-- GIVEN EXERCISE --
Retype all of the listing exactly, passing over any picture you find.

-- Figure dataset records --
────────────────────

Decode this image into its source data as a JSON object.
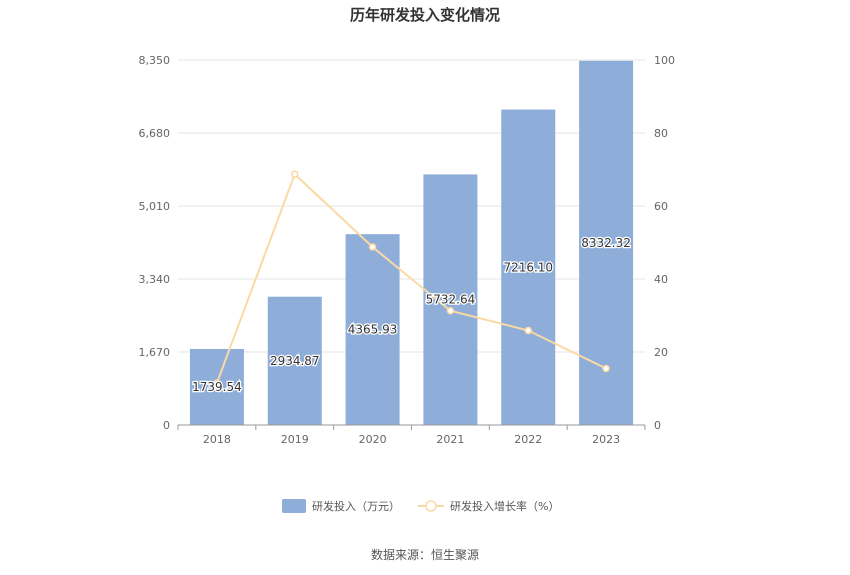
{
  "chart_data": {
    "type": "bar",
    "title": "历年研发投入变化情况",
    "categories": [
      "2018",
      "2019",
      "2020",
      "2021",
      "2022",
      "2023"
    ],
    "series": [
      {
        "name": "研发投入（万元）",
        "type": "bar",
        "axis": "left",
        "values": [
          1739.54,
          2934.87,
          4365.93,
          5732.64,
          7216.1,
          8332.32
        ],
        "labels": [
          "1739.54",
          "2934.87",
          "4365.93",
          "5732.64",
          "7216.10",
          "8332.32"
        ],
        "color": "#8eadd9"
      },
      {
        "name": "研发投入增长率（%）",
        "type": "line",
        "axis": "right",
        "values": [
          11.5,
          68.71,
          48.76,
          31.3,
          25.88,
          15.47
        ],
        "color": "#fbd9a5"
      }
    ],
    "y_left": {
      "ticks": [
        "0",
        "1,670",
        "3,340",
        "5,010",
        "6,680",
        "8,350"
      ],
      "ylim": [
        0,
        8350
      ]
    },
    "y_right": {
      "ticks": [
        "0",
        "20",
        "40",
        "60",
        "80",
        "100"
      ],
      "ylim": [
        0,
        100
      ]
    },
    "grid": true,
    "legend_position": "bottom"
  },
  "source": "数据来源：恒生聚源"
}
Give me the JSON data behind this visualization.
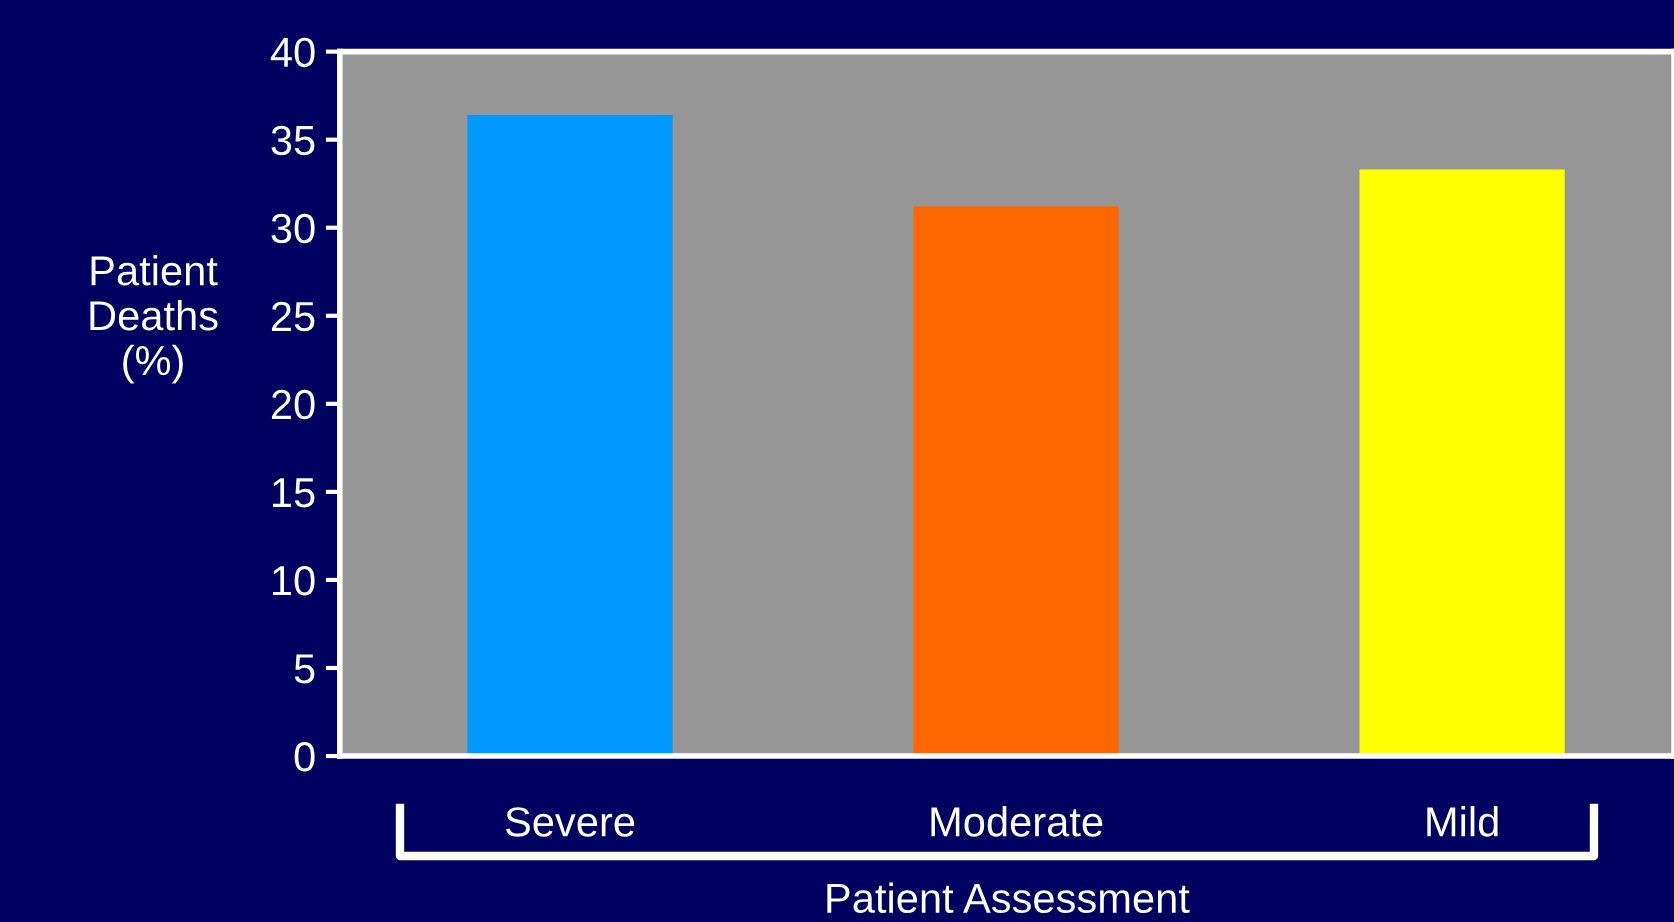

────────────────────

-- EXERCISE SOLUTION --
Decode this image into its source data as a JSON object.
{
  "chart_data": {
    "type": "bar",
    "title": "历年研发投入变化情况",
    "categories": [
      "2018",
      "2019",
      "2020",
      "2021",
      "2022",
      "2023"
    ],
    "series": [
      {
        "name": "研发投入（万元）",
        "type": "bar",
        "axis": "left",
        "values": [
          1739.54,
          2934.87,
          4365.93,
          5732.64,
          7216.1,
          8332.32
        ],
        "labels": [
          "1739.54",
          "2934.87",
          "4365.93",
          "5732.64",
          "7216.10",
          "8332.32"
        ],
        "color": "#8eadd9"
      },
      {
        "name": "研发投入增长率（%）",
        "type": "line",
        "axis": "right",
        "values": [
          11.5,
          68.71,
          48.76,
          31.3,
          25.88,
          15.47
        ],
        "color": "#fbd9a5"
      }
    ],
    "y_left": {
      "ticks": [
        "0",
        "1,670",
        "3,340",
        "5,010",
        "6,680",
        "8,350"
      ],
      "ylim": [
        0,
        8350
      ]
    },
    "y_right": {
      "ticks": [
        "0",
        "20",
        "40",
        "60",
        "80",
        "100"
      ],
      "ylim": [
        0,
        100
      ]
    },
    "grid": true,
    "legend_position": "bottom"
  },
  "source": "数据来源：恒生聚源"
}
Give me the JSON data behind this visualization.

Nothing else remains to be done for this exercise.